_Task requirements_.
Restate every line of the material, word for word.

Structured figure records
______

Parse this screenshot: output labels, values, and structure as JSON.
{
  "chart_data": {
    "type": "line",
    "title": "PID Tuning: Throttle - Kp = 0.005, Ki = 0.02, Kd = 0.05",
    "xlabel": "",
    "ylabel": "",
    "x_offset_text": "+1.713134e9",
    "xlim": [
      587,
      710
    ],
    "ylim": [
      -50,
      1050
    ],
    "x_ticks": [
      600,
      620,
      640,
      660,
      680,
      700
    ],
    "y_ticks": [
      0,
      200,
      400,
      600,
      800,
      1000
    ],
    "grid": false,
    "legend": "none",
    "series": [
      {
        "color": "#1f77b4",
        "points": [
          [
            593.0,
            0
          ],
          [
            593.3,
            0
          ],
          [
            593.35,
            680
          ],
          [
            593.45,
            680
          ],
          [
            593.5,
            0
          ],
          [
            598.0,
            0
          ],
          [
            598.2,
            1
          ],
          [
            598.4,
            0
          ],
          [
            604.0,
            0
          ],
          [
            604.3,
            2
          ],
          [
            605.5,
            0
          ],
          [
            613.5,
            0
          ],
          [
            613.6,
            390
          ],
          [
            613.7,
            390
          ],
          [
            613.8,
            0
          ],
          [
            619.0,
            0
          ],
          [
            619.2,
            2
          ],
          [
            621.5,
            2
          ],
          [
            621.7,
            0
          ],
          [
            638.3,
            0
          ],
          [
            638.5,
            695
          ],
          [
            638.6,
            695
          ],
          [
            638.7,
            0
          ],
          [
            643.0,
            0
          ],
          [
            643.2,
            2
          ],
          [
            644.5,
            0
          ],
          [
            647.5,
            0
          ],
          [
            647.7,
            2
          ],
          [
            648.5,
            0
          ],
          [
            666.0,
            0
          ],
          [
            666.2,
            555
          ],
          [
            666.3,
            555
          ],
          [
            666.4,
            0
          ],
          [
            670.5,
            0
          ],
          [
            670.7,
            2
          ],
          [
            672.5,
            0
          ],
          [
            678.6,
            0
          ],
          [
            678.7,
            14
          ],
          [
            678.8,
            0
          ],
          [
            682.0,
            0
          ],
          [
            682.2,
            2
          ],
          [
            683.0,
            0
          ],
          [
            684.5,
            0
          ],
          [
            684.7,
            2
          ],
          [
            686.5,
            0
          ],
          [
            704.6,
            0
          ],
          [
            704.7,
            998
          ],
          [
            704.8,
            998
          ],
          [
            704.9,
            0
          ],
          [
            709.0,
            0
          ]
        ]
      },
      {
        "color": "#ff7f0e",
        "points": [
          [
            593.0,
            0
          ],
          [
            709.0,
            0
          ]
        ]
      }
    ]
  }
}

______

_Worked answer_.
Parse this screenshot: output labels, values, and structure as JSON.
{
  "chart_data": {
    "type": "line",
    "title": "PID Tuning: Throttle - Kp = 0.005, Ki = 0.02, Kd = 0.05",
    "xlabel": "",
    "ylabel": "",
    "x_offset_text": "+1.713134e9",
    "xlim": [
      587,
      710
    ],
    "ylim": [
      -50,
      1050
    ],
    "x_ticks": [
      600,
      620,
      640,
      660,
      680,
      700
    ],
    "y_ticks": [
      0,
      200,
      400,
      600,
      800,
      1000
    ],
    "grid": false,
    "legend": "none",
    "series": [
      {
        "color": "#1f77b4",
        "points": [
          [
            593.0,
            0
          ],
          [
            593.3,
            0
          ],
          [
            593.35,
            680
          ],
          [
            593.45,
            680
          ],
          [
            593.5,
            0
          ],
          [
            598.0,
            0
          ],
          [
            598.2,
            1
          ],
          [
            598.4,
            0
          ],
          [
            604.0,
            0
          ],
          [
            604.3,
            2
          ],
          [
            605.5,
            0
          ],
          [
            613.5,
            0
          ],
          [
            613.6,
            390
          ],
          [
            613.7,
            390
          ],
          [
            613.8,
            0
          ],
          [
            619.0,
            0
          ],
          [
            619.2,
            2
          ],
          [
            621.5,
            2
          ],
          [
            621.7,
            0
          ],
          [
            638.3,
            0
          ],
          [
            638.5,
            695
          ],
          [
            638.6,
            695
          ],
          [
            638.7,
            0
          ],
          [
            643.0,
            0
          ],
          [
            643.2,
            2
          ],
          [
            644.5,
            0
          ],
          [
            647.5,
            0
          ],
          [
            647.7,
            2
          ],
          [
            648.5,
            0
          ],
          [
            666.0,
            0
          ],
          [
            666.2,
            555
          ],
          [
            666.3,
            555
          ],
          [
            666.4,
            0
          ],
          [
            670.5,
            0
          ],
          [
            670.7,
            2
          ],
          [
            672.5,
            0
          ],
          [
            678.6,
            0
          ],
          [
            678.7,
            14
          ],
          [
            678.8,
            0
          ],
          [
            682.0,
            0
          ],
          [
            682.2,
            2
          ],
          [
            683.0,
            0
          ],
          [
            684.5,
            0
          ],
          [
            684.7,
            2
          ],
          [
            686.5,
            0
          ],
          [
            704.6,
            0
          ],
          [
            704.7,
            998
          ],
          [
            704.8,
            998
          ],
          [
            704.9,
            0
          ],
          [
            709.0,
            0
          ]
        ]
      },
      {
        "color": "#ff7f0e",
        "points": [
          [
            593.0,
            0
          ],
          [
            709.0,
            0
          ]
        ]
      }
    ]
  }
}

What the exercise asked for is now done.